- [Material]
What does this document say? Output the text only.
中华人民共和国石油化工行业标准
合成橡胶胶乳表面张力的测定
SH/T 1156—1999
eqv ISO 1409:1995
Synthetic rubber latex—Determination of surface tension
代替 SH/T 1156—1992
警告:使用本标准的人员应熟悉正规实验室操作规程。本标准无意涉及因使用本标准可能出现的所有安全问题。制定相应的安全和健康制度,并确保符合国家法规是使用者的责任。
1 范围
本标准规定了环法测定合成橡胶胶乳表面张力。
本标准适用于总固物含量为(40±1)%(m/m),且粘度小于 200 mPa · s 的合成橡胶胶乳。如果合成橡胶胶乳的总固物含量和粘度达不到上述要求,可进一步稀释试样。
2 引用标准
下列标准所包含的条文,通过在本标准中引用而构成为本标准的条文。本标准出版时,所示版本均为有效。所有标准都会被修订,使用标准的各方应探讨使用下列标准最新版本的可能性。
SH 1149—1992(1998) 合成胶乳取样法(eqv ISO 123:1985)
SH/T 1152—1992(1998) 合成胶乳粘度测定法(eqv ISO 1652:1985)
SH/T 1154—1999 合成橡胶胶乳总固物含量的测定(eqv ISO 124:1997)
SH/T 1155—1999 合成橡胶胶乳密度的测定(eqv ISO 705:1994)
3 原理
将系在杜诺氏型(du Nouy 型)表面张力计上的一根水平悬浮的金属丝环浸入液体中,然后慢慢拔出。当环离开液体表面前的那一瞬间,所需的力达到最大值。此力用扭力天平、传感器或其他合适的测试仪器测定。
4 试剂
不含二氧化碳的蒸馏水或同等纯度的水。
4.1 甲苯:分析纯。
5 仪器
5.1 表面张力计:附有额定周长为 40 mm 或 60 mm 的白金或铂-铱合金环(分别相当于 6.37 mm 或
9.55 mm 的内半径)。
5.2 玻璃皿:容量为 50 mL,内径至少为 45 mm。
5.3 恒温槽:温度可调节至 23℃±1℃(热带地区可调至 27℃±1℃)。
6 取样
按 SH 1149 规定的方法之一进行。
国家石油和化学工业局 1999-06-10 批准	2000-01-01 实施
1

- [Instructions for the task]
Write out the entries above word for word.

- [Written response]
What does this document say? Output the text only.
中华人民共和国石油化工行业标准
合成橡胶胶乳表面张力的测定
SH/T 1156—1999
eqv ISO 1409:1995
Synthetic rubber latex—Determination of surface tension
代替 SH/T 1156—1992
警告:使用本标准的人员应熟悉正规实验室操作规程。本标准无意涉及因使用本标准可能出现的所有安全问题。制定相应的安全和健康制度,并确保符合国家法规是使用者的责任。
1 范围
本标准规定了环法测定合成橡胶胶乳表面张力。
本标准适用于总固物含量为(40±1)%(m/m),且粘度小于 200 mPa · s 的合成橡胶胶乳。如果合成橡胶胶乳的总固物含量和粘度达不到上述要求,可进一步稀释试样。
2 引用标准
下列标准所包含的条文,通过在本标准中引用而构成为本标准的条文。本标准出版时,所示版本均为有效。所有标准都会被修订,使用标准的各方应探讨使用下列标准最新版本的可能性。
SH 1149—1992(1998) 合成胶乳取样法(eqv ISO 123:1985)
SH/T 1152—1992(1998) 合成胶乳粘度测定法(eqv ISO 1652:1985)
SH/T 1154—1999 合成橡胶胶乳总固物含量的测定(eqv ISO 124:1997)
SH/T 1155—1999 合成橡胶胶乳密度的测定(eqv ISO 705:1994)
3 原理
将系在杜诺氏型(du Nouy 型)表面张力计上的一根水平悬浮的金属丝环浸入液体中,然后慢慢拔出。当环离开液体表面前的那一瞬间,所需的力达到最大值。此力用扭力天平、传感器或其他合适的测试仪器测定。
4 试剂
不含二氧化碳的蒸馏水或同等纯度的水。
4.1 甲苯:分析纯。
5 仪器
5.1 表面张力计:附有额定周长为 40 mm 或 60 mm 的白金或铂-铱合金环(分别相当于 6.37 mm 或
9.55 mm 的内半径)。
5.2 玻璃皿:容量为 50 mL,内径至少为 45 mm。
5.3 恒温槽:温度可调节至 23℃±1℃(热带地区可调至 27℃±1℃)。
6 取样
按 SH 1149 规定的方法之一进行。
国家石油和化学工业局 1999-06-10 批准	2000-01-01 实施
1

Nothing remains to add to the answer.